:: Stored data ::
** BEGIN **

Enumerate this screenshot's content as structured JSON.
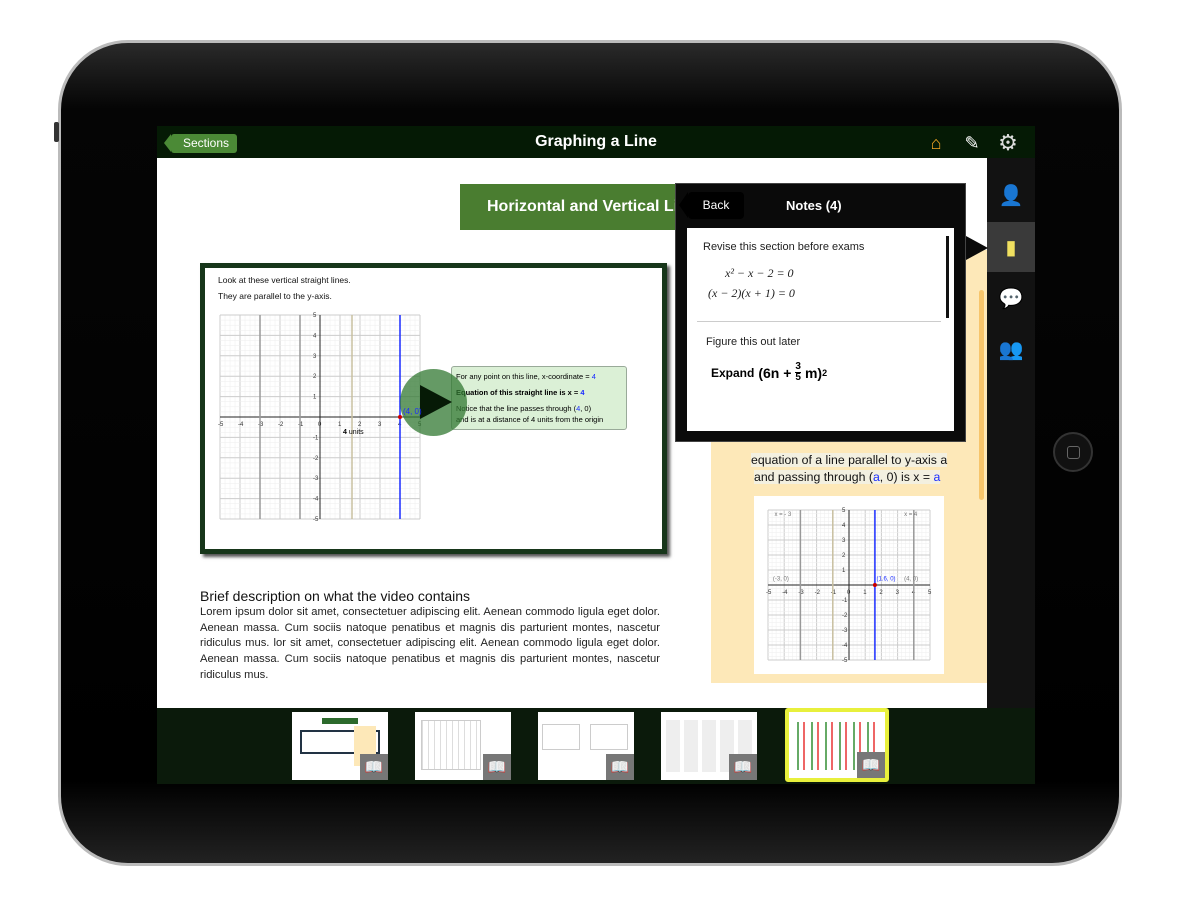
{
  "header": {
    "back_label": "Sections",
    "title": "Graphing a Line",
    "icons": [
      "home-icon",
      "note-edit-icon",
      "gear-icon"
    ]
  },
  "sidebar": {
    "items": [
      {
        "icon": "teacher-icon"
      },
      {
        "icon": "notes-icon",
        "selected": true
      },
      {
        "icon": "chat-icon"
      },
      {
        "icon": "user-discussion-icon"
      }
    ]
  },
  "main": {
    "banner": "Horizontal and Vertical Lines",
    "video": {
      "line1": "Look at these vertical straight lines.",
      "line2": "They are parallel to the y-axis.",
      "callout": {
        "l1": "For any point on this line, x-coordinate = ",
        "l1v": "4",
        "l2": "Equation of this straight line is x = ",
        "l2v": "4",
        "l3a": "Notice that the line passes through (",
        "l3v": "4",
        "l3b": ", 0)",
        "l4": "and is at a distance of 4 units from the origin"
      },
      "point_label": "(4, 0)",
      "brace_num": "4",
      "brace_unit": " units",
      "graph": {
        "xlim": [
          -5,
          5
        ],
        "ylim": [
          -5,
          5
        ],
        "gray_lines": [
          -3,
          -1
        ],
        "tan_lines": [
          1.6
        ],
        "blue_line": 4,
        "axis_x": "x",
        "axis_y": "y"
      }
    },
    "description_title": "Brief description on what the video contains",
    "description": "Lorem ipsum dolor sit amet, consectetuer adipiscing elit. Aenean commodo ligula eget dolor. Aenean massa. Cum sociis natoque penatibus et magnis dis parturient montes, nascetur ridiculus mus. lor sit amet, consectetuer adipiscing elit. Aenean commodo ligula eget dolor. Aenean massa. Cum sociis natoque penatibus et magnis dis parturient montes, nascetur ridiculus mus.",
    "side_panel": {
      "line1": "equation of a line parallel to y-axis a",
      "line2a": "and passing through (",
      "line2v": "a",
      "line2b": ", 0) is x = ",
      "line2v2": "a",
      "graph": {
        "xlim": [
          -5,
          5
        ],
        "ylim": [
          -5,
          5
        ],
        "gray_lines": [
          -3,
          4
        ],
        "tan_lines": [
          -1
        ],
        "blue_line": 1.6,
        "labels": [
          "x = - 3",
          "x = 4",
          "(-3, 0)",
          "(1.6, 0)",
          "(4, 0)"
        ]
      }
    }
  },
  "notes": {
    "back_label": "Back",
    "title": "Notes (4)",
    "items": [
      {
        "text": "Revise this section before exams",
        "math1": "x² − x − 2 = 0",
        "math2": "(x − 2)(x + 1) = 0"
      },
      {
        "text": "Figure this out later",
        "expand": "Expand",
        "expr_a": "(6n + ",
        "frac_num": "3",
        "frac_den": "5",
        "expr_b": "m)",
        "exp": "2"
      }
    ]
  },
  "thumbnails": [
    {
      "icon": "book-icon"
    },
    {
      "icon": "book-icon"
    },
    {
      "icon": "book-icon",
      "highlight": "#eeee33"
    },
    {
      "icon": "book-icon"
    },
    {
      "icon": "book-icon",
      "selected": true
    }
  ],
  "colors": {
    "topbar": "#051a05",
    "accent_green": "#4a7d30",
    "panel_yellow": "#fde8b8",
    "selected_thumb": "#e8f03c",
    "line_blue": "#1a2cff"
  }
}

** END **

:: What to produce ::
From the listing, tally every line with the word "straight" in it and give only the tally.

:: Exercise response ::
2